_WORK TO COMPLETE_.
Leaving out the pictures, transcribe all of the records faithfully.
====
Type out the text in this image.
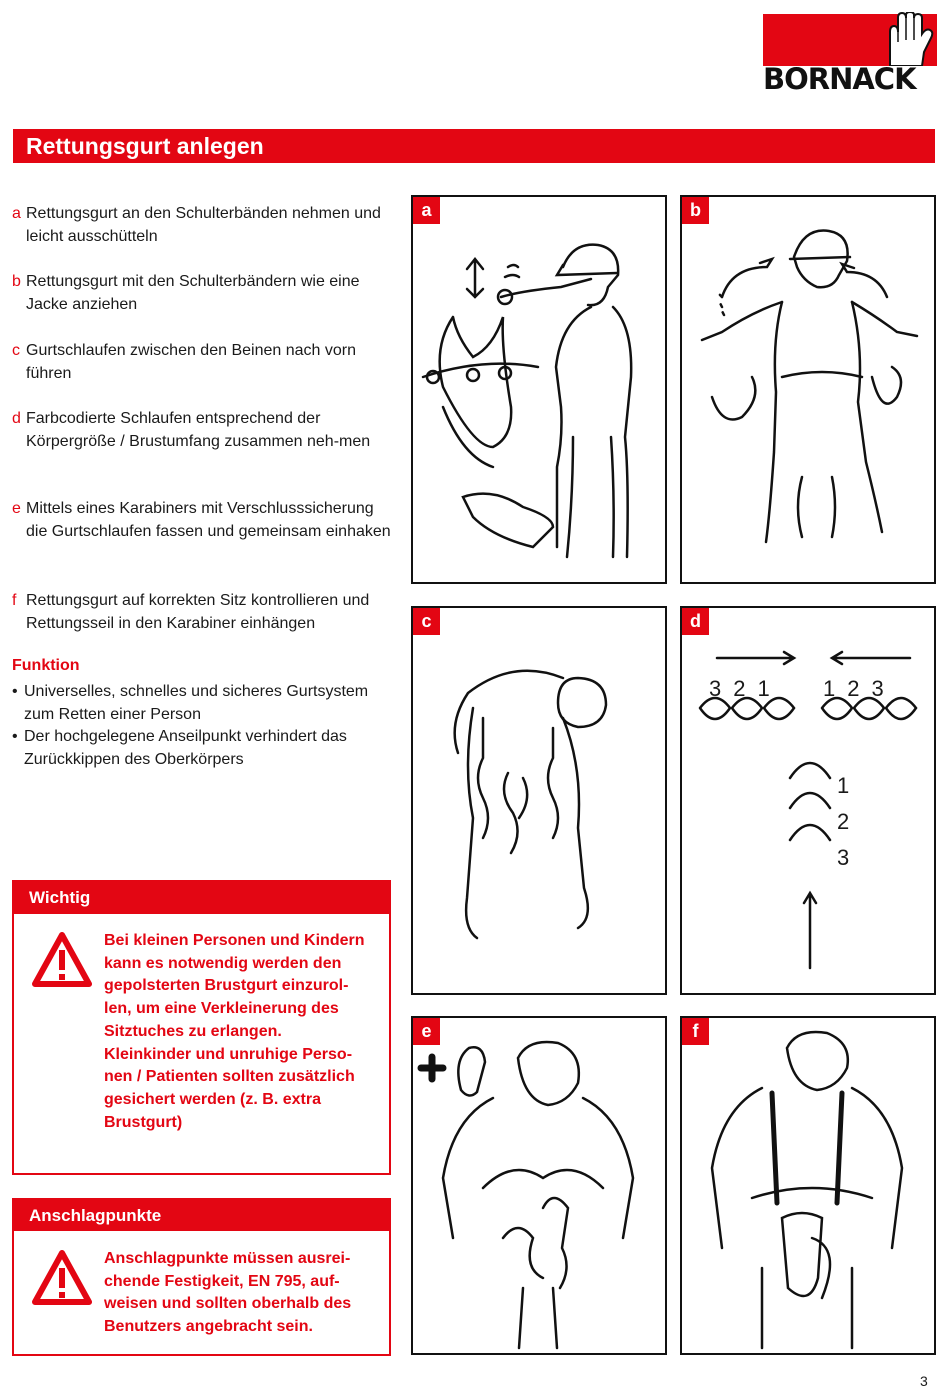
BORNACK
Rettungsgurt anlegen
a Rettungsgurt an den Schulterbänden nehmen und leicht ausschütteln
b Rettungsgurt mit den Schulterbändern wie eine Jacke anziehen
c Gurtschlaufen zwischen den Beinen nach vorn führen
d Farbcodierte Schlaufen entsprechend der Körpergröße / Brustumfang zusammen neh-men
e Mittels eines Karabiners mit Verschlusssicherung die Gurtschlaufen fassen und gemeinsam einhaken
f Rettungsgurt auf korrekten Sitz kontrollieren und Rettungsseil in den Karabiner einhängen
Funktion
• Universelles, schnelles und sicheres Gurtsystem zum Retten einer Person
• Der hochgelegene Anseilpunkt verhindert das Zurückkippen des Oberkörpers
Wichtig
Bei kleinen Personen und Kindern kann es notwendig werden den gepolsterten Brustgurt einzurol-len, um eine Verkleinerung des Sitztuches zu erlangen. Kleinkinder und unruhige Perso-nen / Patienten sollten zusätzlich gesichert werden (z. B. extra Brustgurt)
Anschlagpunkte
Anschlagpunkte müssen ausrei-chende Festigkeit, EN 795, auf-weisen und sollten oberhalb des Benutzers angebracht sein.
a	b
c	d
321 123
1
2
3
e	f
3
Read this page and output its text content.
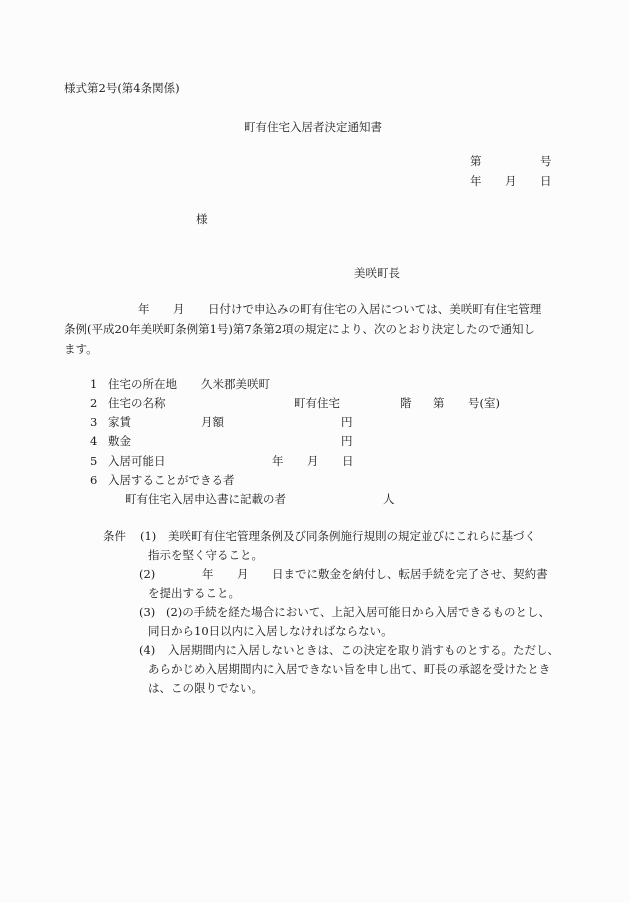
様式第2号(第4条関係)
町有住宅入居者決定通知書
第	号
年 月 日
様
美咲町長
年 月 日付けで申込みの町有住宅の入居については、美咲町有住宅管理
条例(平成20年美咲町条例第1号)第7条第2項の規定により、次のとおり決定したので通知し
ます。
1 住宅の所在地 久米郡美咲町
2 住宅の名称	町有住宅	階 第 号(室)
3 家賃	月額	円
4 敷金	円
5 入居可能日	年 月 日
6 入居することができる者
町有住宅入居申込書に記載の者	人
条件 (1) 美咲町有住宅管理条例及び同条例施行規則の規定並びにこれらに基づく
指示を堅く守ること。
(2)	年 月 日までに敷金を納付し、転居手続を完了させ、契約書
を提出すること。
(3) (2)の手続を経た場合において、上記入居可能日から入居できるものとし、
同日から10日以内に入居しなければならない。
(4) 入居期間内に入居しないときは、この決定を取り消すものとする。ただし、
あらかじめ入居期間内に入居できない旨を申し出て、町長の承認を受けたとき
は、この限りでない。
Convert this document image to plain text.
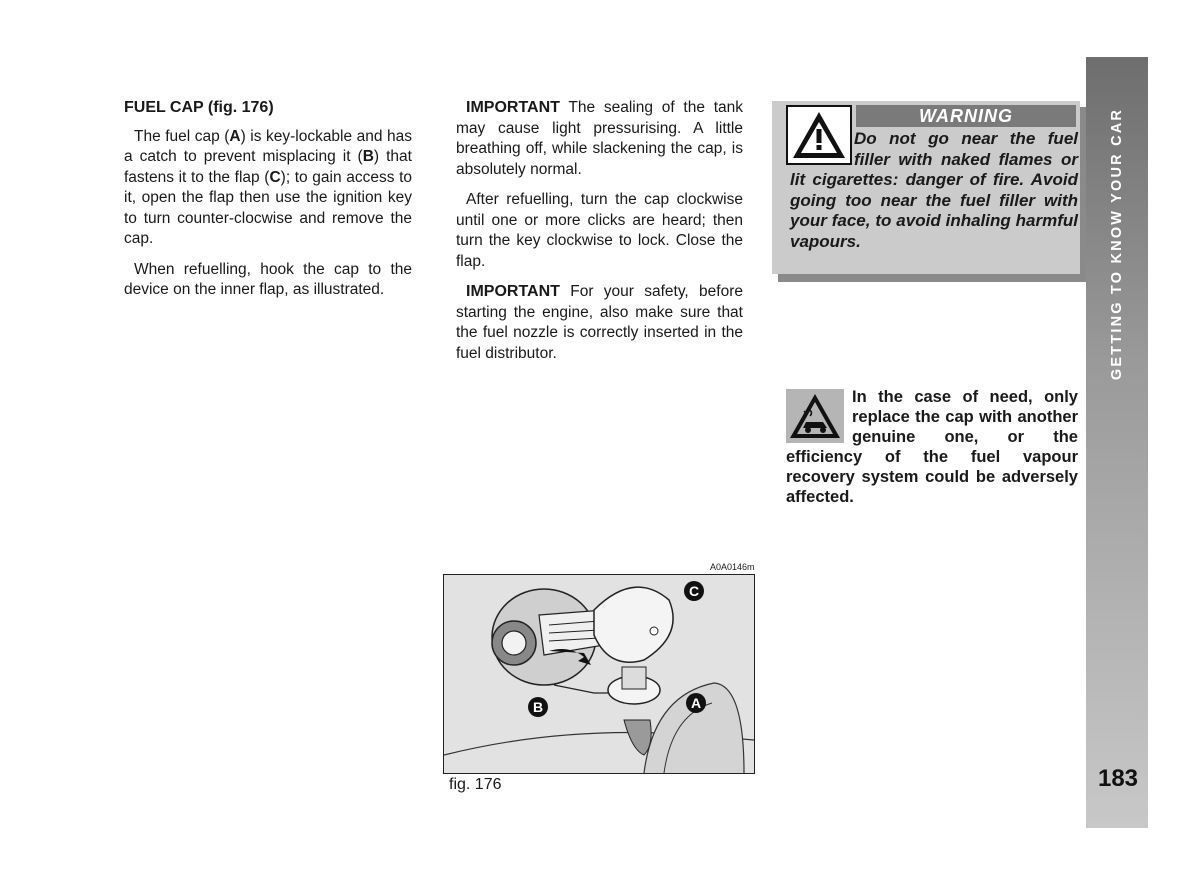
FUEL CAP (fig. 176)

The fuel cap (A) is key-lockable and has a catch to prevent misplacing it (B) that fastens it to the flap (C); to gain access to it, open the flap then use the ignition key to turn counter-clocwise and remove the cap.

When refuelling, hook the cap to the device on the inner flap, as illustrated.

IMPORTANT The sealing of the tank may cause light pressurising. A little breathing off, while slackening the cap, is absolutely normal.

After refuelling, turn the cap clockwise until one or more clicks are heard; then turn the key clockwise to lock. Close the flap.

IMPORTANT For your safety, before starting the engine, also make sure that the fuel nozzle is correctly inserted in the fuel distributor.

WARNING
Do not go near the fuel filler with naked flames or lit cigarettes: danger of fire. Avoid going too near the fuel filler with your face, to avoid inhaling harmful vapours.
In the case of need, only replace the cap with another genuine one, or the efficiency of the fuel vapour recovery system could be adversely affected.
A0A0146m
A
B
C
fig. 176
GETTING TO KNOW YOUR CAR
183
====
_FINAL RESULT_.
Type out the text in this image.
BORNACK
Rettungsgurt anlegen
a Rettungsgurt an den Schulterbänden nehmen und leicht ausschütteln
b Rettungsgurt mit den Schulterbändern wie eine Jacke anziehen
c Gurtschlaufen zwischen den Beinen nach vorn führen
d Farbcodierte Schlaufen entsprechend der Körpergröße / Brustumfang zusammen neh-men
e Mittels eines Karabiners mit Verschlusssicherung die Gurtschlaufen fassen und gemeinsam einhaken
f Rettungsgurt auf korrekten Sitz kontrollieren und Rettungsseil in den Karabiner einhängen
Funktion
• Universelles, schnelles und sicheres Gurtsystem zum Retten einer Person
• Der hochgelegene Anseilpunkt verhindert das Zurückkippen des Oberkörpers
Wichtig
Bei kleinen Personen und Kindern kann es notwendig werden den gepolsterten Brustgurt einzurol-len, um eine Verkleinerung des Sitztuches zu erlangen. Kleinkinder und unruhige Perso-nen / Patienten sollten zusätzlich gesichert werden (z. B. extra Brustgurt)
Anschlagpunkte
Anschlagpunkte müssen ausrei-chende Festigkeit, EN 795, auf-weisen und sollten oberhalb des Benutzers angebracht sein.
a	b
c	d
321 123
1
2
3
e	f
3
Read this page and output its text content.
様式第2号(第4条関係)
町有住宅入居者決定通知書
第	号
年 月 日
様
美咲町長
年 月 日付けで申込みの町有住宅の入居については、美咲町有住宅管理
条例(平成20年美咲町条例第1号)第7条第2項の規定により、次のとおり決定したので通知し
ます。
1 住宅の所在地 久米郡美咲町
2 住宅の名称	町有住宅	階 第 号(室)
3 家賃	月額	円
4 敷金	円
5 入居可能日	年 月 日
6 入居することができる者
町有住宅入居申込書に記載の者	人
条件 (1) 美咲町有住宅管理条例及び同条例施行規則の規定並びにこれらに基づく
指示を堅く守ること。
(2)	年 月 日までに敷金を納付し、転居手続を完了させ、契約書
を提出すること。
(3) (2)の手続を経た場合において、上記入居可能日から入居できるものとし、
同日から10日以内に入居しなければならない。
(4) 入居期間内に入居しないときは、この決定を取り消すものとする。ただし、
あらかじめ入居期間内に入居できない旨を申し出て、町長の承認を受けたとき
は、この限りでない。
Convert this document image to plain text.
FUEL CAP (fig. 176)

The fuel cap (A) is key-lockable and has a catch to prevent misplacing it (B) that fastens it to the flap (C); to gain access to it, open the flap then use the ignition key to turn counter-clocwise and remove the cap.

When refuelling, hook the cap to the device on the inner flap, as illustrated.

IMPORTANT The sealing of the tank may cause light pressurising. A little breathing off, while slackening the cap, is absolutely normal.

After refuelling, turn the cap clockwise until one or more clicks are heard; then turn the key clockwise to lock. Close the flap.

IMPORTANT For your safety, before starting the engine, also make sure that the fuel nozzle is correctly inserted in the fuel distributor.

WARNING
Do not go near the fuel filler with naked flames or lit cigarettes: danger of fire. Avoid going too near the fuel filler with your face, to avoid inhaling harmful vapours.
In the case of need, only replace the cap with another genuine one, or the efficiency of the fuel vapour recovery system could be adversely affected.
A0A0146m
A
B
C
fig. 176
GETTING TO KNOW YOUR CAR
183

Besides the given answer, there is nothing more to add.